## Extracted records
■ ■ ■ ■

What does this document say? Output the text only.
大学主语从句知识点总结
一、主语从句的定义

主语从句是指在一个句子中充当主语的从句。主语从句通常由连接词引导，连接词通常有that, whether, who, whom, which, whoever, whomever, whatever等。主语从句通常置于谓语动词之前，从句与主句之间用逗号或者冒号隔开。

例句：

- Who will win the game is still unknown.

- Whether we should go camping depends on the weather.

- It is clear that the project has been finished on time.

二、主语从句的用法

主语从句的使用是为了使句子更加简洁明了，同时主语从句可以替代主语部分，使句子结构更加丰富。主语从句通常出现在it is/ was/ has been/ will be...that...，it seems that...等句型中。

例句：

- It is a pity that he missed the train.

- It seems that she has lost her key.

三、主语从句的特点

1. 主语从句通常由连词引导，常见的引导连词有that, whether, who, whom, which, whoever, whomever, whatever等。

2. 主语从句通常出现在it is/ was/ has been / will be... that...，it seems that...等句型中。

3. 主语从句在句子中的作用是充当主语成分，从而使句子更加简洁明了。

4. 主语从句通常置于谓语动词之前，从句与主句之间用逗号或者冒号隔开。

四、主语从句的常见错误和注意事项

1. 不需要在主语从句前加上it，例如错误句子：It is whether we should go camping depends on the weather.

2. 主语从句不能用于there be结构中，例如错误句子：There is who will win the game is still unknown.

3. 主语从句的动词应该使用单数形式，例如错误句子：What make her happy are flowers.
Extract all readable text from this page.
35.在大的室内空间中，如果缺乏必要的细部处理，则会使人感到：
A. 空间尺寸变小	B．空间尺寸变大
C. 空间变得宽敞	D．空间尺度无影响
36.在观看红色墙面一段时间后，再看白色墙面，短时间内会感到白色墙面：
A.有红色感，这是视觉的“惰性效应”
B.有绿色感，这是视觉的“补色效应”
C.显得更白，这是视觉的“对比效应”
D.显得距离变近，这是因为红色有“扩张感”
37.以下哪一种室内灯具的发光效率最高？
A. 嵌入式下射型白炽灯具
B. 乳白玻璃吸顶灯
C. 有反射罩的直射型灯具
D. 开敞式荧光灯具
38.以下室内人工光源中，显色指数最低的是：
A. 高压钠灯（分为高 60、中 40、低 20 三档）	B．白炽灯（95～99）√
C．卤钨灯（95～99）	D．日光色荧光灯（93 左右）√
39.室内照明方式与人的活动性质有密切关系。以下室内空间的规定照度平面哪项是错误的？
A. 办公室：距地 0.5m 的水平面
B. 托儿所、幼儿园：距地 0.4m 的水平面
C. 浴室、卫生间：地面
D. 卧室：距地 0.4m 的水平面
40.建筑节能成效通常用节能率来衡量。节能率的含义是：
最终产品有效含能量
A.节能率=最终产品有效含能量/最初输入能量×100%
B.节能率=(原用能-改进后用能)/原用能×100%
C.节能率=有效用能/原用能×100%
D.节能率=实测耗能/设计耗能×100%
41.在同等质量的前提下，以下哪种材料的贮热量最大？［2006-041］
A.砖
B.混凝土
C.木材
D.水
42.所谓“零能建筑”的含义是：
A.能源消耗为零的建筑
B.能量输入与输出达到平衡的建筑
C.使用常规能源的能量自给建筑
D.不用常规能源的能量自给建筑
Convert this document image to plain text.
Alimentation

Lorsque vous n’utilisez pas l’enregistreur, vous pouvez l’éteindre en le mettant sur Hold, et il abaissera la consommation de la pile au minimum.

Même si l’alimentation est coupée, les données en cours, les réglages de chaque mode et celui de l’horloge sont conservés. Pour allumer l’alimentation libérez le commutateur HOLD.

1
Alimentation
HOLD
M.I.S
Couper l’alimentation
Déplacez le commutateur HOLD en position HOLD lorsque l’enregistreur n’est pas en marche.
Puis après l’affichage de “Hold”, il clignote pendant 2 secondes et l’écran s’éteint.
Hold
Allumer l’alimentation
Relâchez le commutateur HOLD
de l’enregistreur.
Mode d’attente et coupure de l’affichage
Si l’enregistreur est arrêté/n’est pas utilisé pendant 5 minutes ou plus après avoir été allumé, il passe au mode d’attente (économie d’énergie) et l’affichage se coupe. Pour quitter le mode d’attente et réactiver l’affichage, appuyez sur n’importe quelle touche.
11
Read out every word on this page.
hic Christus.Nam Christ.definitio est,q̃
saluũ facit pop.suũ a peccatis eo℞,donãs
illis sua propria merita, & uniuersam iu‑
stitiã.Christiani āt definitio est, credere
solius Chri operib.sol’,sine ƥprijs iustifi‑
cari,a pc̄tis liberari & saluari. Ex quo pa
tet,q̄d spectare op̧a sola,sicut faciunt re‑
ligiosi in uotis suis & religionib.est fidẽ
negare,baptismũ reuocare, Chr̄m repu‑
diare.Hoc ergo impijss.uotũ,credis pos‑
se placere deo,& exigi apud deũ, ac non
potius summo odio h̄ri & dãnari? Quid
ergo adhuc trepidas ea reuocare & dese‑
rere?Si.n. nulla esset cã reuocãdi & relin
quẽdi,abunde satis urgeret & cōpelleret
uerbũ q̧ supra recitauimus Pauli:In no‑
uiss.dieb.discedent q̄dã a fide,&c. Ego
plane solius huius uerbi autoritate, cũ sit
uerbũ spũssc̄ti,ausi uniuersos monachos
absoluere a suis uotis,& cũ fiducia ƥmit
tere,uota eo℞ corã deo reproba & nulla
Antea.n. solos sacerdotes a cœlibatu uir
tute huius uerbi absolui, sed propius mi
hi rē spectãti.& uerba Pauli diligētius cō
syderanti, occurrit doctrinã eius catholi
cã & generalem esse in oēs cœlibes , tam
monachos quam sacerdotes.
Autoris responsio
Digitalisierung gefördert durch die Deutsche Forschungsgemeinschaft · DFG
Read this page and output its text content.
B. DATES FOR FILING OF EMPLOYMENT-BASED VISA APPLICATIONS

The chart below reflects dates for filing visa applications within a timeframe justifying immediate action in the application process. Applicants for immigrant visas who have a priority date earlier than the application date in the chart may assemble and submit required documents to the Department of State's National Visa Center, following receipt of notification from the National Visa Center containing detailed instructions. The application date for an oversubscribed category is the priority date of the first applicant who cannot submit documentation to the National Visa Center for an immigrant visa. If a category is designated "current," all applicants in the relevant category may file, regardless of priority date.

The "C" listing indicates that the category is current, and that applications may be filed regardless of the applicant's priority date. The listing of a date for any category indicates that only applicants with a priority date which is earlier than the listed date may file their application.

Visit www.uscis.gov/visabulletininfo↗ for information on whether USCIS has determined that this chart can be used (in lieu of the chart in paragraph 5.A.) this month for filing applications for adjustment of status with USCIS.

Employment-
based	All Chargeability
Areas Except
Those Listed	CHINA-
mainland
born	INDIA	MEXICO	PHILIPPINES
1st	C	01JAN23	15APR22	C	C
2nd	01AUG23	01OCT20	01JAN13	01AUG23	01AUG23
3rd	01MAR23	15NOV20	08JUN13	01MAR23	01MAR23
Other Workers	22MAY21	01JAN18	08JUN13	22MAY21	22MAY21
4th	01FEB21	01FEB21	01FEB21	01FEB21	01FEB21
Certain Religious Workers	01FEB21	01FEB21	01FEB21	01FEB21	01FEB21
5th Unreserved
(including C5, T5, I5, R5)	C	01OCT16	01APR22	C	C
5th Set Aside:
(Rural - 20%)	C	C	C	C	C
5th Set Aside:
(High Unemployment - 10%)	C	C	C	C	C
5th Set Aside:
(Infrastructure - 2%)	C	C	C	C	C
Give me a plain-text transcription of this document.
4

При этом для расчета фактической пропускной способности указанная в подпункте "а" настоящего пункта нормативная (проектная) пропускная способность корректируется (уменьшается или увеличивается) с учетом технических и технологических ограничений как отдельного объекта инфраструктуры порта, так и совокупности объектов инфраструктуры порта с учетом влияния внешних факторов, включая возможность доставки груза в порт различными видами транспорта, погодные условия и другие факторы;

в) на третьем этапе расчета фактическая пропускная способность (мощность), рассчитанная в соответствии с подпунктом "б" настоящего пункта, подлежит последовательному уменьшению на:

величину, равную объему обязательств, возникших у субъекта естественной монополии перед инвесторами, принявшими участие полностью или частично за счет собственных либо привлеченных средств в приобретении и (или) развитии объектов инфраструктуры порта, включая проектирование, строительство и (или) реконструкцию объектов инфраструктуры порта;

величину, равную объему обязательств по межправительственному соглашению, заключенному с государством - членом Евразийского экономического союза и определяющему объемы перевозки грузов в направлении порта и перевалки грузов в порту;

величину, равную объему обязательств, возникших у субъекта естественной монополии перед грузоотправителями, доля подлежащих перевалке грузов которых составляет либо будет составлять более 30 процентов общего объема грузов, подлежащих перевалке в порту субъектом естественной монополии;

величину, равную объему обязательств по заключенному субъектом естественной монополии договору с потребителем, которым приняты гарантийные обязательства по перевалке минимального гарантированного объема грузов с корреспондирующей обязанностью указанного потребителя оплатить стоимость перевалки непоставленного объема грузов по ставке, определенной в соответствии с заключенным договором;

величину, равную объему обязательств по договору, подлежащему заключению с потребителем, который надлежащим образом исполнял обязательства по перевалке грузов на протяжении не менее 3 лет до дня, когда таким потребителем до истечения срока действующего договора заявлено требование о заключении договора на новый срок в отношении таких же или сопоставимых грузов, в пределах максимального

■ ■ ■ ■

Give only the number of lines in the entries above that contain the string "earlier".

2